*Stored data*:
— begin —

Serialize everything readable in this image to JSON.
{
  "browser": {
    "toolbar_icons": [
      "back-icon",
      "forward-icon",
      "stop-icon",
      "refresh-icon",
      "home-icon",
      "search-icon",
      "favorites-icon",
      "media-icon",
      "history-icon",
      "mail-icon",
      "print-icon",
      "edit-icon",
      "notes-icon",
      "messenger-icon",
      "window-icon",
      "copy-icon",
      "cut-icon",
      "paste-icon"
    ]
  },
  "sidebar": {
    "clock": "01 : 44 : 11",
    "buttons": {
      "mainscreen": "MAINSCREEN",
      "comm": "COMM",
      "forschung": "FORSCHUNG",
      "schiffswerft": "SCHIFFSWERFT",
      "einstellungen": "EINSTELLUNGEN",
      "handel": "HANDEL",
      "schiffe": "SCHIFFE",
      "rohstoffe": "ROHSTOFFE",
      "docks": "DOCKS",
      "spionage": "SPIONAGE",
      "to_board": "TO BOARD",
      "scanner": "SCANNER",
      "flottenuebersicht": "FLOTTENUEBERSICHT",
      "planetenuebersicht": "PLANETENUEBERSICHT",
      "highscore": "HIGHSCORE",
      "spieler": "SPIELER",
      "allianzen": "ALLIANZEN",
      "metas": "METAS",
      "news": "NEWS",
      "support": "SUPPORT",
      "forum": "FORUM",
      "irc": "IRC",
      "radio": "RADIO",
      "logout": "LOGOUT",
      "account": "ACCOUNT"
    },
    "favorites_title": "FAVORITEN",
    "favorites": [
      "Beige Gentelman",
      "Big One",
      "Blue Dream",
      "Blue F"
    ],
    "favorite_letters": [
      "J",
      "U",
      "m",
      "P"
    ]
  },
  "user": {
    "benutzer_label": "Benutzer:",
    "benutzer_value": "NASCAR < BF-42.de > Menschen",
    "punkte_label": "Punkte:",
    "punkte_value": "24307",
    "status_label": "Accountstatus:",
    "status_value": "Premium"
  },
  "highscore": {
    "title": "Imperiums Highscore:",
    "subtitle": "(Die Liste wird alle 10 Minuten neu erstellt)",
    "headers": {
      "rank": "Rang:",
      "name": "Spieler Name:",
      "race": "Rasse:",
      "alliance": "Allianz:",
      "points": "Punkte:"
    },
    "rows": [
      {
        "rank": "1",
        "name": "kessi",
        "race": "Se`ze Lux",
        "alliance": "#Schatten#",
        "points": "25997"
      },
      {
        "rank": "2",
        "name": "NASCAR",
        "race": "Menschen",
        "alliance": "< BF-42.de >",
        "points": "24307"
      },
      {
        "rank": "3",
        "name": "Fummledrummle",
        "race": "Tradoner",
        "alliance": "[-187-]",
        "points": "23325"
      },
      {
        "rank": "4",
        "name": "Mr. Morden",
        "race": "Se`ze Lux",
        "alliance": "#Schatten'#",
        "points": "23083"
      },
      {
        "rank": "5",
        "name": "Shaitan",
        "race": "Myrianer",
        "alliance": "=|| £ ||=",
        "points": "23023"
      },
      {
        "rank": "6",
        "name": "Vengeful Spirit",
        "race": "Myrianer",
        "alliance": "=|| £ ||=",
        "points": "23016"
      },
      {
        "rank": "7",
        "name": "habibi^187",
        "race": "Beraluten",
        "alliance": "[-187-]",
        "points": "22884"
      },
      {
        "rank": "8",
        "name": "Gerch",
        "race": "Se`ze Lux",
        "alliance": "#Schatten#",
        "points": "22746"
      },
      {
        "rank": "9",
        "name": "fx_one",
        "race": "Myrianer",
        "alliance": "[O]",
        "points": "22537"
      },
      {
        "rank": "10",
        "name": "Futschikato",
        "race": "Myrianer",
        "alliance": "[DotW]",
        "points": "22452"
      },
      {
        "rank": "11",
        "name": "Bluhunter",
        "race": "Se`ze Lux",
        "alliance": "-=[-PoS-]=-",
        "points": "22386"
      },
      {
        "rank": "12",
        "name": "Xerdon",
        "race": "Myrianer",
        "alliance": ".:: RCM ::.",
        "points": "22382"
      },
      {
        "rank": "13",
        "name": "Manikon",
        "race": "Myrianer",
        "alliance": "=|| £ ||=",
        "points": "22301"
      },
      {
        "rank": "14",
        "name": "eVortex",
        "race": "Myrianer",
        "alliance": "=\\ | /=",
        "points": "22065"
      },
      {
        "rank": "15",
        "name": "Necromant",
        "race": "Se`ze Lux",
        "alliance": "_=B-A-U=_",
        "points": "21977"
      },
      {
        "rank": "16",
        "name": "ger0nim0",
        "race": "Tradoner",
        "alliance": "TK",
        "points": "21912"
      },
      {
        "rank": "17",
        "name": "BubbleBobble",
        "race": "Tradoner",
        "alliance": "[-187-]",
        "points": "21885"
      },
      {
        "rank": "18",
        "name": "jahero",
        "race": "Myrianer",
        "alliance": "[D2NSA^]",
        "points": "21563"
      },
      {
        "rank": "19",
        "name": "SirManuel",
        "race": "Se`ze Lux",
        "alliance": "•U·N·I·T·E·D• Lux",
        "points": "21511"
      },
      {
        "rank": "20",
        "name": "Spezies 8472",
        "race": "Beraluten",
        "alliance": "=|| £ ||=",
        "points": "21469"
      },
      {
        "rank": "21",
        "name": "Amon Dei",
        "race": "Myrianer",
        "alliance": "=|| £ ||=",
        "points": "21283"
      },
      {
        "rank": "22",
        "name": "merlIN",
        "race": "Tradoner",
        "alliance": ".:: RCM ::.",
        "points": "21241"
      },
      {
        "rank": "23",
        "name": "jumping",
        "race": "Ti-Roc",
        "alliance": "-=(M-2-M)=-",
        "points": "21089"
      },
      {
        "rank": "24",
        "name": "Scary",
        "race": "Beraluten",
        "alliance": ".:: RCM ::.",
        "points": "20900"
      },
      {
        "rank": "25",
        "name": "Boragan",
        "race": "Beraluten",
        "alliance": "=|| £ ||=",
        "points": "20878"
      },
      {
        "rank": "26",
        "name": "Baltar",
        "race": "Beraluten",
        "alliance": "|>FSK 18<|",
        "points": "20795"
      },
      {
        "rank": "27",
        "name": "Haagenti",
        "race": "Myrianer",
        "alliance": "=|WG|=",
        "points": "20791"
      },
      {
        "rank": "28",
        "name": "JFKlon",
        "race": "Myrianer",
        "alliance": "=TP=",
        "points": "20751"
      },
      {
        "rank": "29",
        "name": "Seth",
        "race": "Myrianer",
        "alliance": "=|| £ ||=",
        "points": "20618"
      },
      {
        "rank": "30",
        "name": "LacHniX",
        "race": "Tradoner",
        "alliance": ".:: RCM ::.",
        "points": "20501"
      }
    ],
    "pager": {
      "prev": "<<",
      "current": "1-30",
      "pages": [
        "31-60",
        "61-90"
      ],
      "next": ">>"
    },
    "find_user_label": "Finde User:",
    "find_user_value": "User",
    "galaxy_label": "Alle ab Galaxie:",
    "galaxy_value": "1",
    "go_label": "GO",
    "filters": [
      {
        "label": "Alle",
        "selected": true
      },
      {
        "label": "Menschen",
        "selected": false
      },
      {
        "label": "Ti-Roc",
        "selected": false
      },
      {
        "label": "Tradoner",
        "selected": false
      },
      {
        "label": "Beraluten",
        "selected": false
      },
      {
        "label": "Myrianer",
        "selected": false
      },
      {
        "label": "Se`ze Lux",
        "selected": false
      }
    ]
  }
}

— end —

*GOAL OF THE EXERCISE*: Quote all the records. Keep every word exact.

*SOLUTION FOR THIS TASK*:
Serialize everything readable in this image to JSON.
{
  "browser": {
    "toolbar_icons": [
      "back-icon",
      "forward-icon",
      "stop-icon",
      "refresh-icon",
      "home-icon",
      "search-icon",
      "favorites-icon",
      "media-icon",
      "history-icon",
      "mail-icon",
      "print-icon",
      "edit-icon",
      "notes-icon",
      "messenger-icon",
      "window-icon",
      "copy-icon",
      "cut-icon",
      "paste-icon"
    ]
  },
  "sidebar": {
    "clock": "01 : 44 : 11",
    "buttons": {
      "mainscreen": "MAINSCREEN",
      "comm": "COMM",
      "forschung": "FORSCHUNG",
      "schiffswerft": "SCHIFFSWERFT",
      "einstellungen": "EINSTELLUNGEN",
      "handel": "HANDEL",
      "schiffe": "SCHIFFE",
      "rohstoffe": "ROHSTOFFE",
      "docks": "DOCKS",
      "spionage": "SPIONAGE",
      "to_board": "TO BOARD",
      "scanner": "SCANNER",
      "flottenuebersicht": "FLOTTENUEBERSICHT",
      "planetenuebersicht": "PLANETENUEBERSICHT",
      "highscore": "HIGHSCORE",
      "spieler": "SPIELER",
      "allianzen": "ALLIANZEN",
      "metas": "METAS",
      "news": "NEWS",
      "support": "SUPPORT",
      "forum": "FORUM",
      "irc": "IRC",
      "radio": "RADIO",
      "logout": "LOGOUT",
      "account": "ACCOUNT"
    },
    "favorites_title": "FAVORITEN",
    "favorites": [
      "Beige Gentelman",
      "Big One",
      "Blue Dream",
      "Blue F"
    ],
    "favorite_letters": [
      "J",
      "U",
      "m",
      "P"
    ]
  },
  "user": {
    "benutzer_label": "Benutzer:",
    "benutzer_value": "NASCAR < BF-42.de > Menschen",
    "punkte_label": "Punkte:",
    "punkte_value": "24307",
    "status_label": "Accountstatus:",
    "status_value": "Premium"
  },
  "highscore": {
    "title": "Imperiums Highscore:",
    "subtitle": "(Die Liste wird alle 10 Minuten neu erstellt)",
    "headers": {
      "rank": "Rang:",
      "name": "Spieler Name:",
      "race": "Rasse:",
      "alliance": "Allianz:",
      "points": "Punkte:"
    },
    "rows": [
      {
        "rank": "1",
        "name": "kessi",
        "race": "Se`ze Lux",
        "alliance": "#Schatten#",
        "points": "25997"
      },
      {
        "rank": "2",
        "name": "NASCAR",
        "race": "Menschen",
        "alliance": "< BF-42.de >",
        "points": "24307"
      },
      {
        "rank": "3",
        "name": "Fummledrummle",
        "race": "Tradoner",
        "alliance": "[-187-]",
        "points": "23325"
      },
      {
        "rank": "4",
        "name": "Mr. Morden",
        "race": "Se`ze Lux",
        "alliance": "#Schatten'#",
        "points": "23083"
      },
      {
        "rank": "5",
        "name": "Shaitan",
        "race": "Myrianer",
        "alliance": "=|| £ ||=",
        "points": "23023"
      },
      {
        "rank": "6",
        "name": "Vengeful Spirit",
        "race": "Myrianer",
        "alliance": "=|| £ ||=",
        "points": "23016"
      },
      {
        "rank": "7",
        "name": "habibi^187",
        "race": "Beraluten",
        "alliance": "[-187-]",
        "points": "22884"
      },
      {
        "rank": "8",
        "name": "Gerch",
        "race": "Se`ze Lux",
        "alliance": "#Schatten#",
        "points": "22746"
      },
      {
        "rank": "9",
        "name": "fx_one",
        "race": "Myrianer",
        "alliance": "[O]",
        "points": "22537"
      },
      {
        "rank": "10",
        "name": "Futschikato",
        "race": "Myrianer",
        "alliance": "[DotW]",
        "points": "22452"
      },
      {
        "rank": "11",
        "name": "Bluhunter",
        "race": "Se`ze Lux",
        "alliance": "-=[-PoS-]=-",
        "points": "22386"
      },
      {
        "rank": "12",
        "name": "Xerdon",
        "race": "Myrianer",
        "alliance": ".:: RCM ::.",
        "points": "22382"
      },
      {
        "rank": "13",
        "name": "Manikon",
        "race": "Myrianer",
        "alliance": "=|| £ ||=",
        "points": "22301"
      },
      {
        "rank": "14",
        "name": "eVortex",
        "race": "Myrianer",
        "alliance": "=\\ | /=",
        "points": "22065"
      },
      {
        "rank": "15",
        "name": "Necromant",
        "race": "Se`ze Lux",
        "alliance": "_=B-A-U=_",
        "points": "21977"
      },
      {
        "rank": "16",
        "name": "ger0nim0",
        "race": "Tradoner",
        "alliance": "TK",
        "points": "21912"
      },
      {
        "rank": "17",
        "name": "BubbleBobble",
        "race": "Tradoner",
        "alliance": "[-187-]",
        "points": "21885"
      },
      {
        "rank": "18",
        "name": "jahero",
        "race": "Myrianer",
        "alliance": "[D2NSA^]",
        "points": "21563"
      },
      {
        "rank": "19",
        "name": "SirManuel",
        "race": "Se`ze Lux",
        "alliance": "•U·N·I·T·E·D• Lux",
        "points": "21511"
      },
      {
        "rank": "20",
        "name": "Spezies 8472",
        "race": "Beraluten",
        "alliance": "=|| £ ||=",
        "points": "21469"
      },
      {
        "rank": "21",
        "name": "Amon Dei",
        "race": "Myrianer",
        "alliance": "=|| £ ||=",
        "points": "21283"
      },
      {
        "rank": "22",
        "name": "merlIN",
        "race": "Tradoner",
        "alliance": ".:: RCM ::.",
        "points": "21241"
      },
      {
        "rank": "23",
        "name": "jumping",
        "race": "Ti-Roc",
        "alliance": "-=(M-2-M)=-",
        "points": "21089"
      },
      {
        "rank": "24",
        "name": "Scary",
        "race": "Beraluten",
        "alliance": ".:: RCM ::.",
        "points": "20900"
      },
      {
        "rank": "25",
        "name": "Boragan",
        "race": "Beraluten",
        "alliance": "=|| £ ||=",
        "points": "20878"
      },
      {
        "rank": "26",
        "name": "Baltar",
        "race": "Beraluten",
        "alliance": "|>FSK 18<|",
        "points": "20795"
      },
      {
        "rank": "27",
        "name": "Haagenti",
        "race": "Myrianer",
        "alliance": "=|WG|=",
        "points": "20791"
      },
      {
        "rank": "28",
        "name": "JFKlon",
        "race": "Myrianer",
        "alliance": "=TP=",
        "points": "20751"
      },
      {
        "rank": "29",
        "name": "Seth",
        "race": "Myrianer",
        "alliance": "=|| £ ||=",
        "points": "20618"
      },
      {
        "rank": "30",
        "name": "LacHniX",
        "race": "Tradoner",
        "alliance": ".:: RCM ::.",
        "points": "20501"
      }
    ],
    "pager": {
      "prev": "<<",
      "current": "1-30",
      "pages": [
        "31-60",
        "61-90"
      ],
      "next": ">>"
    },
    "find_user_label": "Finde User:",
    "find_user_value": "User",
    "galaxy_label": "Alle ab Galaxie:",
    "galaxy_value": "1",
    "go_label": "GO",
    "filters": [
      {
        "label": "Alle",
        "selected": true
      },
      {
        "label": "Menschen",
        "selected": false
      },
      {
        "label": "Ti-Roc",
        "selected": false
      },
      {
        "label": "Tradoner",
        "selected": false
      },
      {
        "label": "Beraluten",
        "selected": false
      },
      {
        "label": "Myrianer",
        "selected": false
      },
      {
        "label": "Se`ze Lux",
        "selected": false
      }
    ]
  }
}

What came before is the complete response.